◆ Exercise instructions ◆
Pull out every line of the listing below that contains the string "Gastron", matching case exactly.

◆ Data for processing ◆
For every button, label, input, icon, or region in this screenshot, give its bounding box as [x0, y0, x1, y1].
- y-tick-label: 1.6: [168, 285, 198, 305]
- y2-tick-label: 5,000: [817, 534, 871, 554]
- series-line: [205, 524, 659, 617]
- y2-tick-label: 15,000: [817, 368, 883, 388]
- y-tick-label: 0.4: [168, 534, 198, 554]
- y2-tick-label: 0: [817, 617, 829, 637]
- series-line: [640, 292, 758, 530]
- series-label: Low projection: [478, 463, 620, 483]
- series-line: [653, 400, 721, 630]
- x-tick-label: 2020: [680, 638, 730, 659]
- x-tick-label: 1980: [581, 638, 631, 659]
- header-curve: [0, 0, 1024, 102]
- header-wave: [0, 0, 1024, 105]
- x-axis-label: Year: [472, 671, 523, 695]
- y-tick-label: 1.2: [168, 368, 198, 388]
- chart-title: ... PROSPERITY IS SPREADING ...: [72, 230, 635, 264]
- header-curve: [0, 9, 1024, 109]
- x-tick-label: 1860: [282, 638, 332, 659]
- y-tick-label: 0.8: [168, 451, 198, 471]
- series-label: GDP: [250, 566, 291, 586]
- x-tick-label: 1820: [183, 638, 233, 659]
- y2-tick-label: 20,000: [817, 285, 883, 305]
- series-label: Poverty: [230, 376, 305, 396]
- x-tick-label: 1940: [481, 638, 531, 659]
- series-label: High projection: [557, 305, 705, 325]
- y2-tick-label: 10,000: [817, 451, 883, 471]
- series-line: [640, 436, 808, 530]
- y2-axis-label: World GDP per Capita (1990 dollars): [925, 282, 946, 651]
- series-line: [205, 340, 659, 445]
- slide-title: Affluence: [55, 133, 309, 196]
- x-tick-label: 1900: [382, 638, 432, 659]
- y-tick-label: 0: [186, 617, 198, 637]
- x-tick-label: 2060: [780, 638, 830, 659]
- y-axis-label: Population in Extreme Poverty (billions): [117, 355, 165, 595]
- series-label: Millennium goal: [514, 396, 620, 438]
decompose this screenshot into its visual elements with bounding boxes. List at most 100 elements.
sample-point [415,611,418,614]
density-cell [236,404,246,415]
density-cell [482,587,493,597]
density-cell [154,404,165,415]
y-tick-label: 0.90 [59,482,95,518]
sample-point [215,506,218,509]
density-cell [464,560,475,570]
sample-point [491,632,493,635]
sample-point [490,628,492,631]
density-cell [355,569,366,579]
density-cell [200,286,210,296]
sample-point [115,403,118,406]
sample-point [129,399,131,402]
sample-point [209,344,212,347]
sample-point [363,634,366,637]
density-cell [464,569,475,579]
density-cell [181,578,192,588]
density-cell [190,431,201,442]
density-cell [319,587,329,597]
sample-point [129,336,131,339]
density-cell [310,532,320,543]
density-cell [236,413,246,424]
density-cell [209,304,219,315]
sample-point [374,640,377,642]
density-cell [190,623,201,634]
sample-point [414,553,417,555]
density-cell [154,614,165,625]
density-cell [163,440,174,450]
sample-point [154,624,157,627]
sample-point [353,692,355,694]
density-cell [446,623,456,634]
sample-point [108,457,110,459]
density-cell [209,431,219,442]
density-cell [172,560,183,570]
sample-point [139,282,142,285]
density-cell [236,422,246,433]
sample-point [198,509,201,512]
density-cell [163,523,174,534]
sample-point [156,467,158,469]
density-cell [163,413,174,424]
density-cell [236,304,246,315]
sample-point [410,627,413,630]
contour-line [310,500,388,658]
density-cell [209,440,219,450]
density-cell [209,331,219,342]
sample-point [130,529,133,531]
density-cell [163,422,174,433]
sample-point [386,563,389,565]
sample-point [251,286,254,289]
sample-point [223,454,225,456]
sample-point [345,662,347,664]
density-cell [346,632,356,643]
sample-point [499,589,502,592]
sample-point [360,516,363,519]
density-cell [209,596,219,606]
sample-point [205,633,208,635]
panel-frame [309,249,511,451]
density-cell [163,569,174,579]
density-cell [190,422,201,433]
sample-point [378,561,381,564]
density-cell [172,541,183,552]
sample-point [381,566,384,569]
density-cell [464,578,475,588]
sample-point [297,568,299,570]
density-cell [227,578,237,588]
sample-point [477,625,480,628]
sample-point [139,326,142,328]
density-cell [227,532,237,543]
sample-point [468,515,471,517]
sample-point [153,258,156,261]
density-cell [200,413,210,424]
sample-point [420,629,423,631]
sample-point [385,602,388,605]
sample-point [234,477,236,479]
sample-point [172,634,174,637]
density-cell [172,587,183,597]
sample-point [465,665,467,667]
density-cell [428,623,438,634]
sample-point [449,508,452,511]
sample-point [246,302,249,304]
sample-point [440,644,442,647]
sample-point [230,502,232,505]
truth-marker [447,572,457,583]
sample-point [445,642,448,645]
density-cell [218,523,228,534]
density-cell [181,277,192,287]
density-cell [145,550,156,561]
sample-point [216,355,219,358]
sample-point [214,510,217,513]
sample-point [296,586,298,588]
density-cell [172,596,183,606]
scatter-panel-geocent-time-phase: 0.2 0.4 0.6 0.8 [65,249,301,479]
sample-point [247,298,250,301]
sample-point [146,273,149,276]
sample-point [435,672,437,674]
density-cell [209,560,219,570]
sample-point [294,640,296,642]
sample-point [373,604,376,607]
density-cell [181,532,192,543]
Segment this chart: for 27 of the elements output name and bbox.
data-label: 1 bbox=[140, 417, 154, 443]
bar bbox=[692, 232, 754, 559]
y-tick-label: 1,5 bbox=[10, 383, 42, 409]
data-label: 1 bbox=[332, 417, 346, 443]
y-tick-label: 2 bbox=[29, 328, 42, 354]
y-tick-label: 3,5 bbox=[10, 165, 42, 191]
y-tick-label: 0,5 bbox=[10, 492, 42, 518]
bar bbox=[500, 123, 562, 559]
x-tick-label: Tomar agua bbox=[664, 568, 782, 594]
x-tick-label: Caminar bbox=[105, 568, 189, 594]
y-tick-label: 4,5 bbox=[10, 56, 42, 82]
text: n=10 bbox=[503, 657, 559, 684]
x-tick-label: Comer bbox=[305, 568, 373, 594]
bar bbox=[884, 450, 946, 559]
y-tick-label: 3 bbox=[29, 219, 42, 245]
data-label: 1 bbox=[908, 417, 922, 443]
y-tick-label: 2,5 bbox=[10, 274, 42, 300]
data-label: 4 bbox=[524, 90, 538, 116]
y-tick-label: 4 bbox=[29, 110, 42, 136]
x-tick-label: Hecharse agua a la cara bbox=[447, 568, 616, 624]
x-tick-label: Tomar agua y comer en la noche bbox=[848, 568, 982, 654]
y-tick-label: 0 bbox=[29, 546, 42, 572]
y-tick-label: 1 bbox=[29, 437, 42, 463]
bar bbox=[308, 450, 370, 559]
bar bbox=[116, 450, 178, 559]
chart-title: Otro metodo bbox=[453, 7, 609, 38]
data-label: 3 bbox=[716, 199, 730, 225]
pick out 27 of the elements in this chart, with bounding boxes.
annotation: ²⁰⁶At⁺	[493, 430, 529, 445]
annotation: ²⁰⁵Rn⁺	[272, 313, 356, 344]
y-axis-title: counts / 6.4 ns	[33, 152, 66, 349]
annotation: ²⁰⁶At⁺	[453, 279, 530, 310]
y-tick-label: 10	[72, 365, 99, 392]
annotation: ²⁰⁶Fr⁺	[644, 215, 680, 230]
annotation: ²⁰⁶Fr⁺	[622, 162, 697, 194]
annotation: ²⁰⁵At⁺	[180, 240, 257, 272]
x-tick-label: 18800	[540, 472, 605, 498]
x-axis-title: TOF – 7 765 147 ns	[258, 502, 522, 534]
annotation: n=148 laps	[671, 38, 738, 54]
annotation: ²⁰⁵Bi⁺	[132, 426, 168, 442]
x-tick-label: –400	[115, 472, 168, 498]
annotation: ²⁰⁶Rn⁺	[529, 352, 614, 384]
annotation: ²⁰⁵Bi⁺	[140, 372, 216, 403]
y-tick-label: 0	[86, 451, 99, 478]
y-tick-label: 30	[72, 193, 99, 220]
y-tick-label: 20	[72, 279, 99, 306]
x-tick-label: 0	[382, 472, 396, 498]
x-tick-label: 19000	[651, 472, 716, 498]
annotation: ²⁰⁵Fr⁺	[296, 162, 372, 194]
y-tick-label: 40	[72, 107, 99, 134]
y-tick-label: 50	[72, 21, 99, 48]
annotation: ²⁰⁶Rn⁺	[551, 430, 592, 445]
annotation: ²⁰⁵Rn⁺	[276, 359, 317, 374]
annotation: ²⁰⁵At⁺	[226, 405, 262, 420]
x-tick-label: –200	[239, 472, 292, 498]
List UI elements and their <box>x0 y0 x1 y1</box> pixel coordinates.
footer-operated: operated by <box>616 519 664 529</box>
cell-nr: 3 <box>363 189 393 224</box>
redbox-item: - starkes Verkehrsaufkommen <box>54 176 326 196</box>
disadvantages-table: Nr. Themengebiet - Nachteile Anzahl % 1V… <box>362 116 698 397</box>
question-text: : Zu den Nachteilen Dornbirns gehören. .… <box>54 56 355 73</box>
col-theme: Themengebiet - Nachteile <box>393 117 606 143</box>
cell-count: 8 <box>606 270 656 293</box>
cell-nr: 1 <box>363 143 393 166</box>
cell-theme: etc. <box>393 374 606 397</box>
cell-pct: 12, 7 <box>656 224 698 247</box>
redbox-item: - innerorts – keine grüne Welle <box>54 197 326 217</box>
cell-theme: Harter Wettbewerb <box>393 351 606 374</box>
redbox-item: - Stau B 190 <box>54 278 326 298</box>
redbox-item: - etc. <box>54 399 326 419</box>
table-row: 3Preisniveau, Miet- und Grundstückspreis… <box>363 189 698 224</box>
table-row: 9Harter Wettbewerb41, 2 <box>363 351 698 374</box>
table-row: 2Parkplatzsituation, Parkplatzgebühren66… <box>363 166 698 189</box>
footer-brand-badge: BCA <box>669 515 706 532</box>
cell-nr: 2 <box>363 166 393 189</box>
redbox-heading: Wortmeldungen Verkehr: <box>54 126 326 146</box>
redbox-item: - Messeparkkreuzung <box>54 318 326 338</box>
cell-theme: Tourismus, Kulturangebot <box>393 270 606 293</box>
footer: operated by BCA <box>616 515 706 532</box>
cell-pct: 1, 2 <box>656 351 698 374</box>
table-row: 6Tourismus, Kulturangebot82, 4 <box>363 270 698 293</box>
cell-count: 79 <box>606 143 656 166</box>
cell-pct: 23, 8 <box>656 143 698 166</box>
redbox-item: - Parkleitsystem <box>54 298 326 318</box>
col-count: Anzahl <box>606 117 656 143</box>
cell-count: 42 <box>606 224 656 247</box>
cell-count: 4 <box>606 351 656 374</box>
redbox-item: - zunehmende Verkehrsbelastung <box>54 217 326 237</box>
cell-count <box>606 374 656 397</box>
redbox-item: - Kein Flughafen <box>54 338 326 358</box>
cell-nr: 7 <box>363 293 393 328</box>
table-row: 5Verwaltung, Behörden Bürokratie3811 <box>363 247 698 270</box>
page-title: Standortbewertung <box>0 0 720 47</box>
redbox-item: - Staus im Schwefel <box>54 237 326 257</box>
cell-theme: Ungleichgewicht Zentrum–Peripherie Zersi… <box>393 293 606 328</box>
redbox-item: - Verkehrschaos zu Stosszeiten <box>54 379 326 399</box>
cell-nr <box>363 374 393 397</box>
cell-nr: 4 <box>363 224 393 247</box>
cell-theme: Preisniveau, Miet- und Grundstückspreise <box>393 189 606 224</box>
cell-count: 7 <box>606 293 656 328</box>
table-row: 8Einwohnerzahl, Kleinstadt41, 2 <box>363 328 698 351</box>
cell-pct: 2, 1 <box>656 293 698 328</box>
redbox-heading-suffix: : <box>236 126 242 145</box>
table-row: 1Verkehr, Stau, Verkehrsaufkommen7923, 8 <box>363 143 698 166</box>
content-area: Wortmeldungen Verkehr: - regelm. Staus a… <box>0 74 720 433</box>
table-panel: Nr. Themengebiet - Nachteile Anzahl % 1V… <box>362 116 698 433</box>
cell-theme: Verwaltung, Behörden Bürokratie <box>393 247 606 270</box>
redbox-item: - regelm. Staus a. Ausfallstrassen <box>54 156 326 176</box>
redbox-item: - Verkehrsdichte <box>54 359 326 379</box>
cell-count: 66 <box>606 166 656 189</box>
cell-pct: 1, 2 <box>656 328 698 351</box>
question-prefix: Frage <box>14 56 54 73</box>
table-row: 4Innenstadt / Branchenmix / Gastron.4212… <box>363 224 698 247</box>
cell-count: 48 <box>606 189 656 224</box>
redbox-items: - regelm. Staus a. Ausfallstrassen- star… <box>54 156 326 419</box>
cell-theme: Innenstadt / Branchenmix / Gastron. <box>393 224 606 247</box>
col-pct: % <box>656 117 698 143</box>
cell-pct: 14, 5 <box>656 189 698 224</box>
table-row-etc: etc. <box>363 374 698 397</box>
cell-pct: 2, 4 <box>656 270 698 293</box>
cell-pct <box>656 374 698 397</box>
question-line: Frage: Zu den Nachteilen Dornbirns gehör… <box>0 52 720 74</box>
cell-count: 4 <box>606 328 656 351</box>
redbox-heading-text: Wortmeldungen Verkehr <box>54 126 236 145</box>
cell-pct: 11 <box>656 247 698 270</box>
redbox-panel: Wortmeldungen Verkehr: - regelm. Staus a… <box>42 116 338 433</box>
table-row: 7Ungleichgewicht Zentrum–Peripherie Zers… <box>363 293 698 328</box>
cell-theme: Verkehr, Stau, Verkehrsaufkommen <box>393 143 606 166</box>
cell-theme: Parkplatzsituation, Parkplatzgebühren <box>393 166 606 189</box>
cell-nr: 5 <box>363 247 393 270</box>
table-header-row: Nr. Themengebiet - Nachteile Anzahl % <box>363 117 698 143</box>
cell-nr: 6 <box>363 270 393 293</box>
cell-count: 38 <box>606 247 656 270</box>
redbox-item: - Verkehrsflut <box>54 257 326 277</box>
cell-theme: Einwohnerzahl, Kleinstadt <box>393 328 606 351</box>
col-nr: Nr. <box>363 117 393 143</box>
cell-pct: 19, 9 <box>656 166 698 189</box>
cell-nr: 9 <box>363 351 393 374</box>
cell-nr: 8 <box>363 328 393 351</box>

◆ Exercise solution ◆
table-row: 4Innenstadt / Branchenmix / Gastron.4212… <box>363 224 698 247</box>
cell-theme: Innenstadt / Branchenmix / Gastron. <box>393 224 606 247</box>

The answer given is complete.